━━━━━ Data records ━━━━━
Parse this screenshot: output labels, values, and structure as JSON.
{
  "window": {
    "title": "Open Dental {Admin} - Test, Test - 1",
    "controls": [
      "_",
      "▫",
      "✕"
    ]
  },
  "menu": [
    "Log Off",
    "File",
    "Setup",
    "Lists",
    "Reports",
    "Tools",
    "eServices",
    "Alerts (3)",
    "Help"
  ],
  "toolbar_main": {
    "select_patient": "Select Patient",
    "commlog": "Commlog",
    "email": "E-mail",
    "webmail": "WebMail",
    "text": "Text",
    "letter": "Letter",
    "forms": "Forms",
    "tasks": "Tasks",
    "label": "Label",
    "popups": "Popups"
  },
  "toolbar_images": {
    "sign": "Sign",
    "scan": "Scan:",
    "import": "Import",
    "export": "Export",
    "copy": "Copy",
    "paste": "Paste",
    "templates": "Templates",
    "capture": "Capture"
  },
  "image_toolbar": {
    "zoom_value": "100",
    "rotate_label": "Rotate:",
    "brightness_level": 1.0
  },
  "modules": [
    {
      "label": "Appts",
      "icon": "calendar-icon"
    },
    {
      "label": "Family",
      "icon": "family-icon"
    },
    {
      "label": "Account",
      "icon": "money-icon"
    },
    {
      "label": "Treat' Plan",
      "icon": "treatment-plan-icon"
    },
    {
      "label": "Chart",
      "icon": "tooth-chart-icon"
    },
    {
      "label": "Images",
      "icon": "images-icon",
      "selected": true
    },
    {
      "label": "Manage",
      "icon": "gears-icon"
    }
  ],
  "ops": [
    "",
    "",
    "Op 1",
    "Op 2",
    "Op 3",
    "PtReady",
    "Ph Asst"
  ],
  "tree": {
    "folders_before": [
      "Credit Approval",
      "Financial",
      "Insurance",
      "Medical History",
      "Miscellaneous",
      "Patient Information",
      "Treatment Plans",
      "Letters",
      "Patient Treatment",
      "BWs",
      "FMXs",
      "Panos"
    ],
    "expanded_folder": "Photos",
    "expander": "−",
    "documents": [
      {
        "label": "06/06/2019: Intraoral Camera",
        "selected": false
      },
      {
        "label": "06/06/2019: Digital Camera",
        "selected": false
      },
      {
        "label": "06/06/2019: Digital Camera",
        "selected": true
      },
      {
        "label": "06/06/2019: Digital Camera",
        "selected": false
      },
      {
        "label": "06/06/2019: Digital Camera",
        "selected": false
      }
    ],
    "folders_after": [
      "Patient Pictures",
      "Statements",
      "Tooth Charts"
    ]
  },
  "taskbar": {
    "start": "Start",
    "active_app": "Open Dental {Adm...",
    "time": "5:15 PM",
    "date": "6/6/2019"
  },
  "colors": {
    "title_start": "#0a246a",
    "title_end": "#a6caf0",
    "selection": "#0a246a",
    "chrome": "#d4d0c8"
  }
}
━━━━━
━━━━━ Data records ━━━━━
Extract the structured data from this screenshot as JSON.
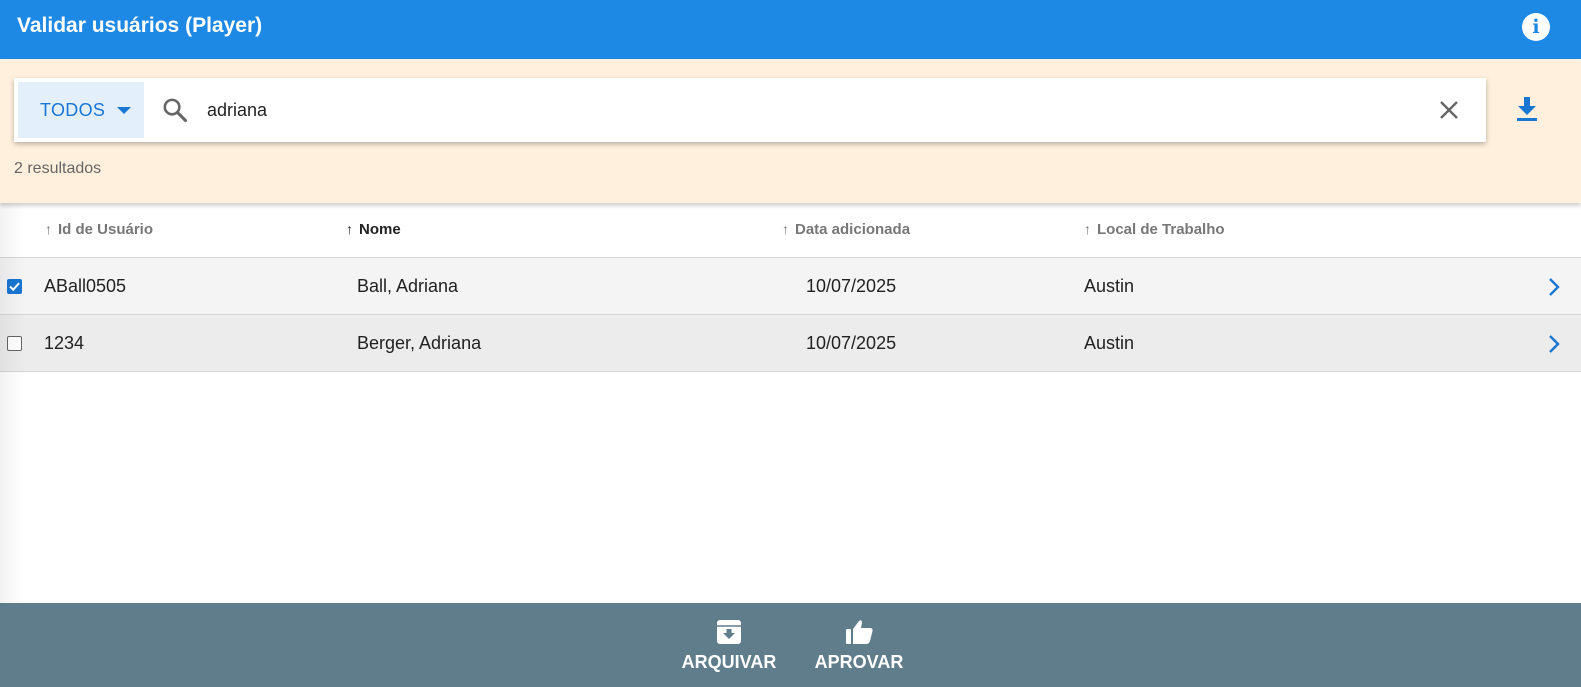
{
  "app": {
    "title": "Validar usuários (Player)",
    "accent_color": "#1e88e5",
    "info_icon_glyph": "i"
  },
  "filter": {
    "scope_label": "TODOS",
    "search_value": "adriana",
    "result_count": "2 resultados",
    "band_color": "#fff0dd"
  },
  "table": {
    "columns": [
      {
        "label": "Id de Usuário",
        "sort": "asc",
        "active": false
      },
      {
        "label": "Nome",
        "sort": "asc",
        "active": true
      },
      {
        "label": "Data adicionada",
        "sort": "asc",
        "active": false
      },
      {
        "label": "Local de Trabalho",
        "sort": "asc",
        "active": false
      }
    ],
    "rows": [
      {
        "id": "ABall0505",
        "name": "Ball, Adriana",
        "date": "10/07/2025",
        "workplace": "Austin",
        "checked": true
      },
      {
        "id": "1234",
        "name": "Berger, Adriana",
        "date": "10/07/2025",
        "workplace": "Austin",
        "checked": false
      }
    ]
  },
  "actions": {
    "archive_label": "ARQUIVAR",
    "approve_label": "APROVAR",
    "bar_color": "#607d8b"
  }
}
━━━━━
━━━━━ Data records ━━━━━
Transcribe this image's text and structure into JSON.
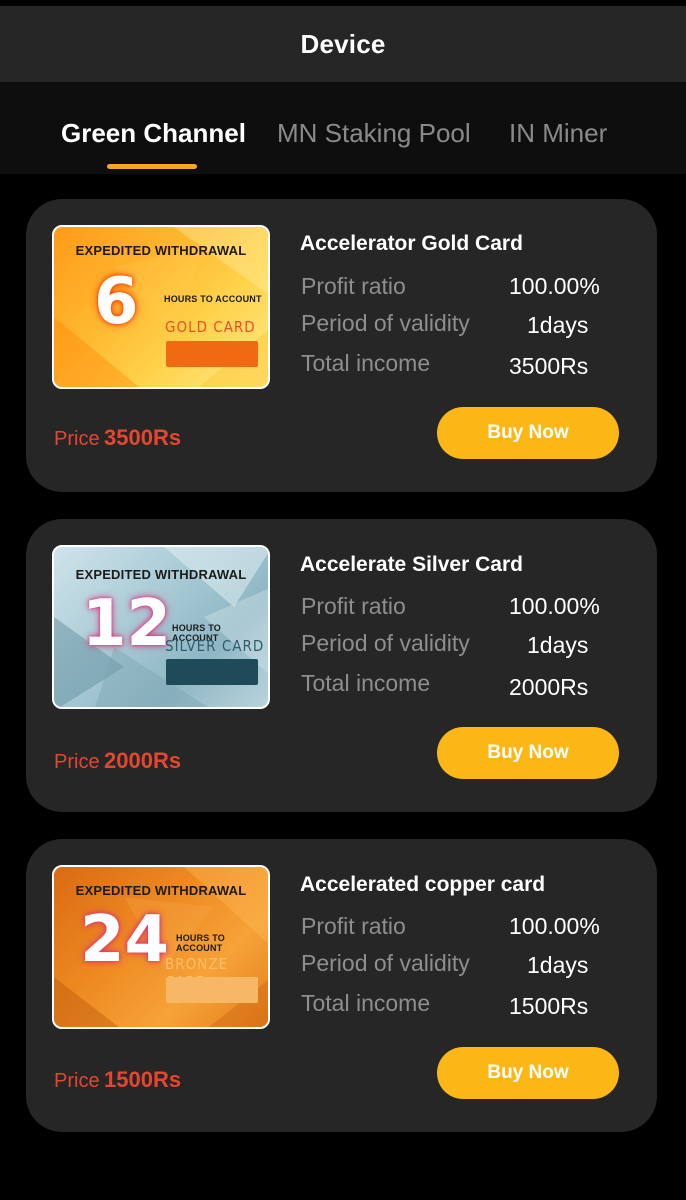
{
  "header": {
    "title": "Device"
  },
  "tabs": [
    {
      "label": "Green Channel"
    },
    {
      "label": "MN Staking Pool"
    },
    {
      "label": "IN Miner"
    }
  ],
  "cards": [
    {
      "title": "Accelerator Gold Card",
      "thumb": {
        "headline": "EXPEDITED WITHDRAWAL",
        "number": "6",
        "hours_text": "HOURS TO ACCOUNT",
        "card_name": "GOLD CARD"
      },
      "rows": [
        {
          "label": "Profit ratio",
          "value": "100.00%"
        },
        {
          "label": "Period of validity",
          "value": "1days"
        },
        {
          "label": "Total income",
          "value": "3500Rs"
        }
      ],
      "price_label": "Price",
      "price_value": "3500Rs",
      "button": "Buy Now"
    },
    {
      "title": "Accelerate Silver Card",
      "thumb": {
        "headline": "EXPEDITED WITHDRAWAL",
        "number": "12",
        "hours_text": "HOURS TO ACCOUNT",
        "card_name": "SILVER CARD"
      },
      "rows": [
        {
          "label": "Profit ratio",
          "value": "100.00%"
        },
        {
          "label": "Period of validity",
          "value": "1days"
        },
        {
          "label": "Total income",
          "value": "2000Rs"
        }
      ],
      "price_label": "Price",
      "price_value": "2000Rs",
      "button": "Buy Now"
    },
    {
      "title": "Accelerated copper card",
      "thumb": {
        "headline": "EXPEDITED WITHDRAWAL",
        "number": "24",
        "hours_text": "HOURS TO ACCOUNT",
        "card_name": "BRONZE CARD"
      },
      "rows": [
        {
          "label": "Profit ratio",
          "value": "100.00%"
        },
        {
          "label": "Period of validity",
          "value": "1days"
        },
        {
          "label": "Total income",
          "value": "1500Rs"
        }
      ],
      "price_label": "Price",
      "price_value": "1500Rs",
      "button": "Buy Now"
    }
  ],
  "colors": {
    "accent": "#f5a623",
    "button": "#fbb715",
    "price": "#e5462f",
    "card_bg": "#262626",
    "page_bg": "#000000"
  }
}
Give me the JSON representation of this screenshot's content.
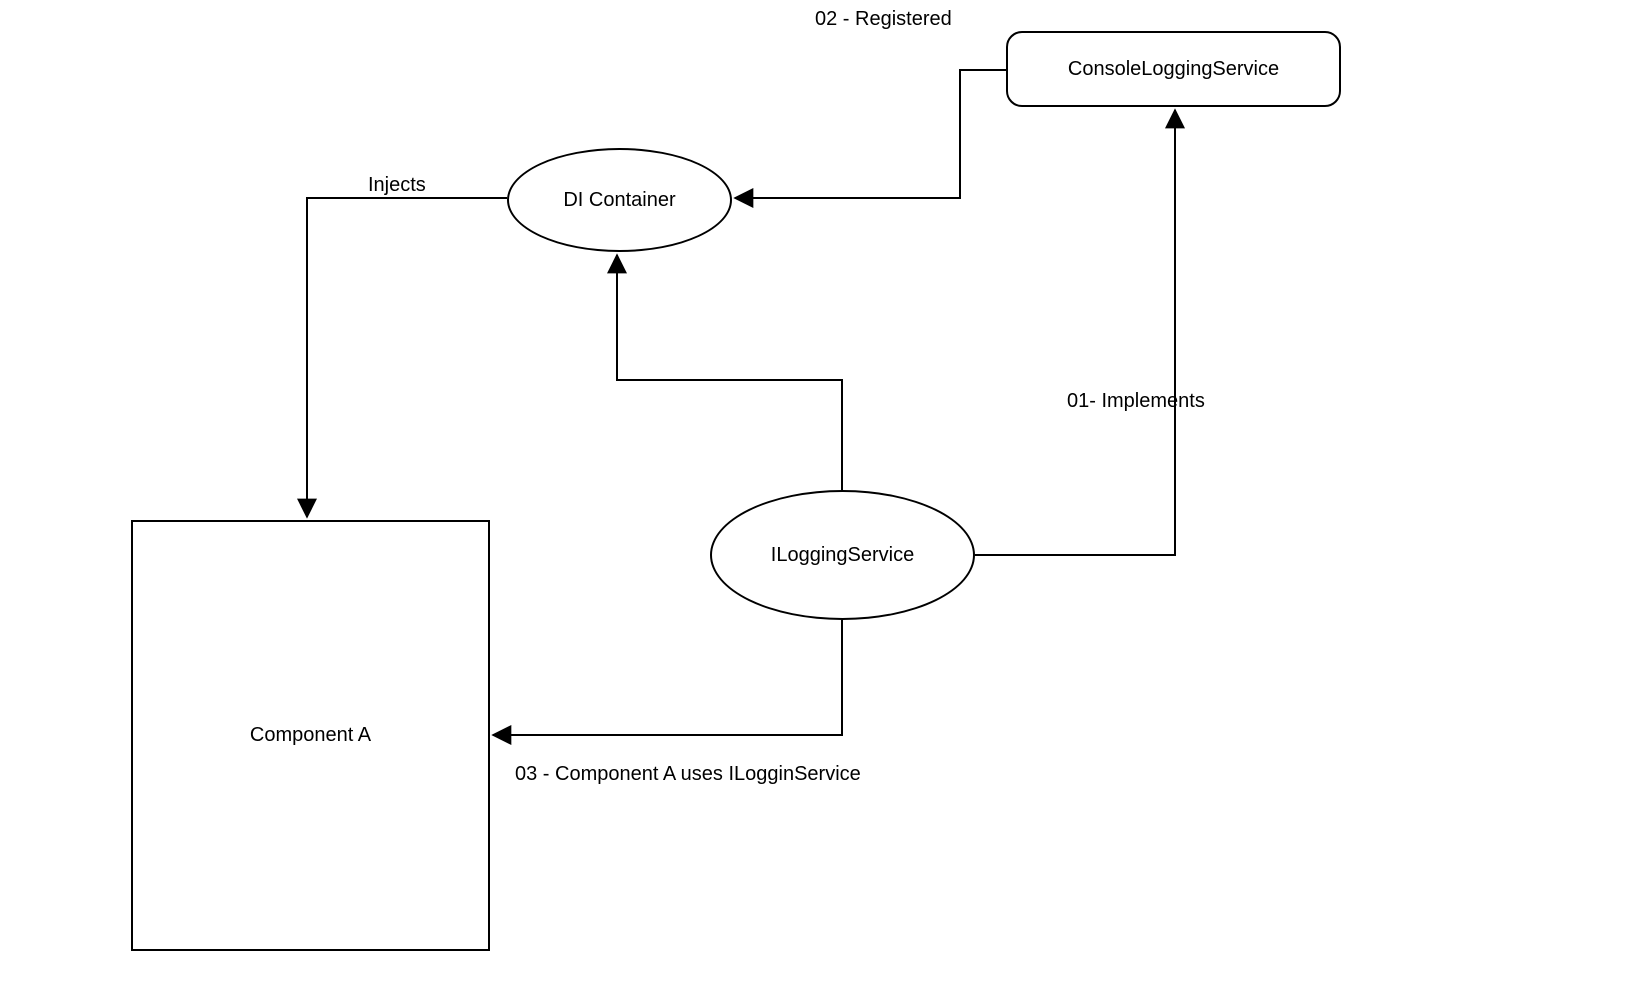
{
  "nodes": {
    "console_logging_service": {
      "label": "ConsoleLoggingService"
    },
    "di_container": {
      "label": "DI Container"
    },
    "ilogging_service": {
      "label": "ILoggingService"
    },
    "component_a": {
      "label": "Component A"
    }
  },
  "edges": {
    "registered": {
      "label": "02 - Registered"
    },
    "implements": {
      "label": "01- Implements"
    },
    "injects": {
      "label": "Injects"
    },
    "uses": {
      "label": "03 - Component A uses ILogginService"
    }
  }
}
━━━━━
# What needs to be done:
Return all the lines that contain the string "Dental".

# Worked answer:
    "title": "Open Dental {Admin} - Test, Test - 1",
    "active_app": "Open Dental {Adm...",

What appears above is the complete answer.